SUPPLIED TEXT:
+ + +

I once again thank the Minister for her explanation of the purpose and content of these regulations. As she said, to reduce greenhouse gas emissions, premium petrol in the UK is currently blended with up to 5% ethanol, known as E5 grade. These regulations require the ethanol content to be increased to up to 10%, E10 grade, with effect from 1 September this year, to meet future emissions targets. E10 petrol has been approved for sale in the UK since 2011 but no supplier has chosen to move above 5%.
The E10 petrol requirement will apply only to filling stations with an annual fuel throughput of over 1 million litres per annum. What percentage of petrol sales by litres is through filling stations with an annual fuel throughput of 1 million litres or less per annum?
The E10 requirement is that premium 95 grade petrol contains at least 5.5% ethanol all year round, but how does that help us reach blending of up to 10% in a meaningful way? What is the Government’s objective with these regulations as far as the E10 level of blending with ethanol is concerned, because 5.5% seems an inadequate increase from the current requirement?
As the Minister said, biofuel blending levels are generally driven by a separate government scheme, the renewable transport fuel obligation, with the next RTFO increases planned for 1 January next year. The Explanatory Memorandum indicates that during the period between these regulations taking effect on 1 September 2021 and the RTFO amendments in January 2022, the policy will cost the motorist around £87 million per year and decrease CO2 savings. The Secondary Legislation Scrutiny Committee queried why the start of these regulations could not be aligned with the complementary increase in the RTFO targets from 1 January next year, or alternatively why the date of the RTFO target increase could not be changed.
The committee accepted that the Department for Transport’s response on these two points was persuasive but said it would have been even more convincing if the relative costs of the extra disruption to the industry
“were estimated for comparison with the impact on the consumer and on CO2 savings.”
Can the Government now provide that estimate of the relative costs of the extra disruption to the industry if the existing schemes were synchronised for this changeover?

+ + +

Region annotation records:
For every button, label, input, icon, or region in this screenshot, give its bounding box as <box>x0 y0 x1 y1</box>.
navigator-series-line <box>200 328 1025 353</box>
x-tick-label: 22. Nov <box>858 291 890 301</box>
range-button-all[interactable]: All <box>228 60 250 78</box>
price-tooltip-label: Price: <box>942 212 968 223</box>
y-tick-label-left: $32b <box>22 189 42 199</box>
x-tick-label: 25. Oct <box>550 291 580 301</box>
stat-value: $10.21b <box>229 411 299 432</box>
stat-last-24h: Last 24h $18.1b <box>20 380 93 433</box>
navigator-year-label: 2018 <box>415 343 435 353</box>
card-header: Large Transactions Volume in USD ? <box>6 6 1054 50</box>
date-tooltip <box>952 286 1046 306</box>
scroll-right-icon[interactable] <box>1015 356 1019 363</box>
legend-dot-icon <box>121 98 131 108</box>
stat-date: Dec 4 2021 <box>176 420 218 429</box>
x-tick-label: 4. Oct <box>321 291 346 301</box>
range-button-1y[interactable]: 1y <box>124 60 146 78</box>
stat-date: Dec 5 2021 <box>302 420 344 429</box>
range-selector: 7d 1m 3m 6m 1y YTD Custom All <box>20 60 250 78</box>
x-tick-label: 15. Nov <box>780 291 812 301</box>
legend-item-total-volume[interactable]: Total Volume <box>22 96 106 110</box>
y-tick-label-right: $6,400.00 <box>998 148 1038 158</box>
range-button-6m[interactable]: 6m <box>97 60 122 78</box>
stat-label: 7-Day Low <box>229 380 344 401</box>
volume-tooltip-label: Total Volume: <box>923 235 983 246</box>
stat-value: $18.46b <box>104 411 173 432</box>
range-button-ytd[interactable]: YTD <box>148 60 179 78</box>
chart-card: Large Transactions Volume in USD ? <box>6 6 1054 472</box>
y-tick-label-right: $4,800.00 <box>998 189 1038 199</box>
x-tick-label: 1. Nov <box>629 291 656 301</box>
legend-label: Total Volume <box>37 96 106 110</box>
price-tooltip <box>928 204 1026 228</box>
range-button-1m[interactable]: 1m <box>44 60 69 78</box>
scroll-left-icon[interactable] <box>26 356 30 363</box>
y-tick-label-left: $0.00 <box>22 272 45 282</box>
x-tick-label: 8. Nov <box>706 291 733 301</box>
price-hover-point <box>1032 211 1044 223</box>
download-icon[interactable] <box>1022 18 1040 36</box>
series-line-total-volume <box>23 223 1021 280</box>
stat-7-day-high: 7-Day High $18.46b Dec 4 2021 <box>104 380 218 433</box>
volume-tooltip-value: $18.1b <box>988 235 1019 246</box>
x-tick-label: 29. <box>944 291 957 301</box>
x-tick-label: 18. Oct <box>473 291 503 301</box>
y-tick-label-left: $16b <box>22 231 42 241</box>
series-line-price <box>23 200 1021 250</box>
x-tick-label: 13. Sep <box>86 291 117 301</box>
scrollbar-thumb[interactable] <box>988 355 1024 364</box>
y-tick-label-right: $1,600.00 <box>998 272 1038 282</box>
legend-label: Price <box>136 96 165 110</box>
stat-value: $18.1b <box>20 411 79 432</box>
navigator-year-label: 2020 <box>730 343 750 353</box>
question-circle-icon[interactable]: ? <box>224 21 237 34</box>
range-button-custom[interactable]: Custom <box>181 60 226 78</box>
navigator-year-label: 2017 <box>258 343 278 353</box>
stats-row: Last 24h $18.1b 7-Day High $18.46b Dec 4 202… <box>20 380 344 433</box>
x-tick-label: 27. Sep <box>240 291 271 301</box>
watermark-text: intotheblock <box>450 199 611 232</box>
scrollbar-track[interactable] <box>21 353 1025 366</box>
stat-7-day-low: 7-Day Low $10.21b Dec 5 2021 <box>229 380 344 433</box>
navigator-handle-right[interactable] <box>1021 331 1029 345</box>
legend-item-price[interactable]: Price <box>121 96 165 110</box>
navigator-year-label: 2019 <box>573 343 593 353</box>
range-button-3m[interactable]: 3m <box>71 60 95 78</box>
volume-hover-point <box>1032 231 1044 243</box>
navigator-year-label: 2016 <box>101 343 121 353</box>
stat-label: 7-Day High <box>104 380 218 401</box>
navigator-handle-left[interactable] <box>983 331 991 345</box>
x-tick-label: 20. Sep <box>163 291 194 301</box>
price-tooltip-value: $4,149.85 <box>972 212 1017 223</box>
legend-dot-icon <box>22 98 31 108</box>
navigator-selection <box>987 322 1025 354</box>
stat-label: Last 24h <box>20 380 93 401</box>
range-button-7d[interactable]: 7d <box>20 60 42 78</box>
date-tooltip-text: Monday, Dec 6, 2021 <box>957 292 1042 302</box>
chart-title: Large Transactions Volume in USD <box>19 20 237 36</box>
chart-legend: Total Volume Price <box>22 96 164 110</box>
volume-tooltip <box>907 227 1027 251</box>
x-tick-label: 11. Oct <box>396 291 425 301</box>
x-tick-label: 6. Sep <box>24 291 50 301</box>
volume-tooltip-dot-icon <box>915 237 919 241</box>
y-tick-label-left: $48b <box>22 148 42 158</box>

+ + +

From the E10 petrol passage, transcribe word for word the part starting at "As the Minister" and ending at "not be changed.".

As the Minister said, biofuel blending levels are generally driven by a separate government scheme, the renewable transport fuel obligation, with the next RTFO increases planned for 1 January next year. The Explanatory Memorandum indicates that during the period between these regulations taking effect on 1 September 2021 and the RTFO amendments in January 2022, the policy will cost the motorist around £87 million per year and decrease CO2 savings. The Secondary Legislation Scrutiny Committee queried why the start of these regulations could not be aligned with the complementary increase in the RTFO targets from 1 January next year, or alternatively why the date of the RTFO target increase could not be changed.